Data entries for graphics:

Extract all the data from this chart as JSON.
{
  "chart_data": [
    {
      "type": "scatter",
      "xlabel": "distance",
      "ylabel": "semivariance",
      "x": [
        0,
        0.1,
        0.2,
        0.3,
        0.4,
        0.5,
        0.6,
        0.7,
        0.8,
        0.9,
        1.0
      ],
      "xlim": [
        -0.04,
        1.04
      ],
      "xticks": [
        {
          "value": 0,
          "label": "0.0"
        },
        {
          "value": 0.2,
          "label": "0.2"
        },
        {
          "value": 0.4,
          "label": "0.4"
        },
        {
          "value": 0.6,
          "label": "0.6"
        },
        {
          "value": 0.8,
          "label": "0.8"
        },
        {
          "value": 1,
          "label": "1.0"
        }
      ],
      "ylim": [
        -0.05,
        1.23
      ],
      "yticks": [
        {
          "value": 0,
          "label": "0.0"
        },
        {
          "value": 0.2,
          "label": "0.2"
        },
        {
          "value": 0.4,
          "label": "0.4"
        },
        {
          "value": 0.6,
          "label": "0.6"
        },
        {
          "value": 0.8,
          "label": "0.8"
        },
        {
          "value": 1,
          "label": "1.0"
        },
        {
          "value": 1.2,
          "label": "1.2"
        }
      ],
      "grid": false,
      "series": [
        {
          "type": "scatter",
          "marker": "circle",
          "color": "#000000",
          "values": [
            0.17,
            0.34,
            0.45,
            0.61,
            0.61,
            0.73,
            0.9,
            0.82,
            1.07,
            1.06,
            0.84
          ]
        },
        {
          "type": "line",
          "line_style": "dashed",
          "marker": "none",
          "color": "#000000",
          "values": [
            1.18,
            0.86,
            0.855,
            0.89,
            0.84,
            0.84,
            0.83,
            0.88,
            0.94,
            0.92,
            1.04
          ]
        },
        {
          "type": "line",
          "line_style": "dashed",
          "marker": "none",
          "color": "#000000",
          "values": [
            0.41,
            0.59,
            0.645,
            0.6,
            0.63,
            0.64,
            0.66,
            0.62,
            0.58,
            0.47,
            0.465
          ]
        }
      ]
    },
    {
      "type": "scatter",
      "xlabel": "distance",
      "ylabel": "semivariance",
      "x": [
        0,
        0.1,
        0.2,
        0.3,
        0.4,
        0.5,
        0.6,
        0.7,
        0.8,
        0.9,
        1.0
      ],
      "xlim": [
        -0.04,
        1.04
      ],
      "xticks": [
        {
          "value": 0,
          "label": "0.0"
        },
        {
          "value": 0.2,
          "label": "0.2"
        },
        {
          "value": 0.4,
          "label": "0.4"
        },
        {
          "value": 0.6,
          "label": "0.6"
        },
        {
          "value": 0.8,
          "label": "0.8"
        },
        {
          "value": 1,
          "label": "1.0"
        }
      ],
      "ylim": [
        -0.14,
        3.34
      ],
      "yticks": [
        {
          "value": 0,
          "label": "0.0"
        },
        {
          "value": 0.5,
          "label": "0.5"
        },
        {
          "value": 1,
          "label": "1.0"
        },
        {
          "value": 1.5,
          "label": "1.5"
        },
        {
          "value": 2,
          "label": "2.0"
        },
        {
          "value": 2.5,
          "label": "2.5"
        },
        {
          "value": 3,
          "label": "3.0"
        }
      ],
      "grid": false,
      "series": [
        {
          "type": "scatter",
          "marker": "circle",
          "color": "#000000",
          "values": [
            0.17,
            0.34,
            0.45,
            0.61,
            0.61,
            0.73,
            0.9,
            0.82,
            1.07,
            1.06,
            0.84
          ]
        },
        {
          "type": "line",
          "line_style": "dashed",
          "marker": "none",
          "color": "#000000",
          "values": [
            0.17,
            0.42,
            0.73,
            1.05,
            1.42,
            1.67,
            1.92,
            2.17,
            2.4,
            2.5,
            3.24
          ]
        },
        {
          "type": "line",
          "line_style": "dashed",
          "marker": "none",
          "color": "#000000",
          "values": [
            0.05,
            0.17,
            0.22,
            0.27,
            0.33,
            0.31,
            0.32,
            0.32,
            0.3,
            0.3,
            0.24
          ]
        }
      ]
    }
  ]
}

WHAT THE TASK REQUIRES →
Please quote the data above in full, with no line missing.

RESULT OF THE TASK →
Extract all the data from this chart as JSON.
{
  "chart_data": [
    {
      "type": "scatter",
      "xlabel": "distance",
      "ylabel": "semivariance",
      "x": [
        0,
        0.1,
        0.2,
        0.3,
        0.4,
        0.5,
        0.6,
        0.7,
        0.8,
        0.9,
        1.0
      ],
      "xlim": [
        -0.04,
        1.04
      ],
      "xticks": [
        {
          "value": 0,
          "label": "0.0"
        },
        {
          "value": 0.2,
          "label": "0.2"
        },
        {
          "value": 0.4,
          "label": "0.4"
        },
        {
          "value": 0.6,
          "label": "0.6"
        },
        {
          "value": 0.8,
          "label": "0.8"
        },
        {
          "value": 1,
          "label": "1.0"
        }
      ],
      "ylim": [
        -0.05,
        1.23
      ],
      "yticks": [
        {
          "value": 0,
          "label": "0.0"
        },
        {
          "value": 0.2,
          "label": "0.2"
        },
        {
          "value": 0.4,
          "label": "0.4"
        },
        {
          "value": 0.6,
          "label": "0.6"
        },
        {
          "value": 0.8,
          "label": "0.8"
        },
        {
          "value": 1,
          "label": "1.0"
        },
        {
          "value": 1.2,
          "label": "1.2"
        }
      ],
      "grid": false,
      "series": [
        {
          "type": "scatter",
          "marker": "circle",
          "color": "#000000",
          "values": [
            0.17,
            0.34,
            0.45,
            0.61,
            0.61,
            0.73,
            0.9,
            0.82,
            1.07,
            1.06,
            0.84
          ]
        },
        {
          "type": "line",
          "line_style": "dashed",
          "marker": "none",
          "color": "#000000",
          "values": [
            1.18,
            0.86,
            0.855,
            0.89,
            0.84,
            0.84,
            0.83,
            0.88,
            0.94,
            0.92,
            1.04
          ]
        },
        {
          "type": "line",
          "line_style": "dashed",
          "marker": "none",
          "color": "#000000",
          "values": [
            0.41,
            0.59,
            0.645,
            0.6,
            0.63,
            0.64,
            0.66,
            0.62,
            0.58,
            0.47,
            0.465
          ]
        }
      ]
    },
    {
      "type": "scatter",
      "xlabel": "distance",
      "ylabel": "semivariance",
      "x": [
        0,
        0.1,
        0.2,
        0.3,
        0.4,
        0.5,
        0.6,
        0.7,
        0.8,
        0.9,
        1.0
      ],
      "xlim": [
        -0.04,
        1.04
      ],
      "xticks": [
        {
          "value": 0,
          "label": "0.0"
        },
        {
          "value": 0.2,
          "label": "0.2"
        },
        {
          "value": 0.4,
          "label": "0.4"
        },
        {
          "value": 0.6,
          "label": "0.6"
        },
        {
          "value": 0.8,
          "label": "0.8"
        },
        {
          "value": 1,
          "label": "1.0"
        }
      ],
      "ylim": [
        -0.14,
        3.34
      ],
      "yticks": [
        {
          "value": 0,
          "label": "0.0"
        },
        {
          "value": 0.5,
          "label": "0.5"
        },
        {
          "value": 1,
          "label": "1.0"
        },
        {
          "value": 1.5,
          "label": "1.5"
        },
        {
          "value": 2,
          "label": "2.0"
        },
        {
          "value": 2.5,
          "label": "2.5"
        },
        {
          "value": 3,
          "label": "3.0"
        }
      ],
      "grid": false,
      "series": [
        {
          "type": "scatter",
          "marker": "circle",
          "color": "#000000",
          "values": [
            0.17,
            0.34,
            0.45,
            0.61,
            0.61,
            0.73,
            0.9,
            0.82,
            1.07,
            1.06,
            0.84
          ]
        },
        {
          "type": "line",
          "line_style": "dashed",
          "marker": "none",
          "color": "#000000",
          "values": [
            0.17,
            0.42,
            0.73,
            1.05,
            1.42,
            1.67,
            1.92,
            2.17,
            2.4,
            2.5,
            3.24
          ]
        },
        {
          "type": "line",
          "line_style": "dashed",
          "marker": "none",
          "color": "#000000",
          "values": [
            0.05,
            0.17,
            0.22,
            0.27,
            0.33,
            0.31,
            0.32,
            0.32,
            0.3,
            0.3,
            0.24
          ]
        }
      ]
    }
  ]
}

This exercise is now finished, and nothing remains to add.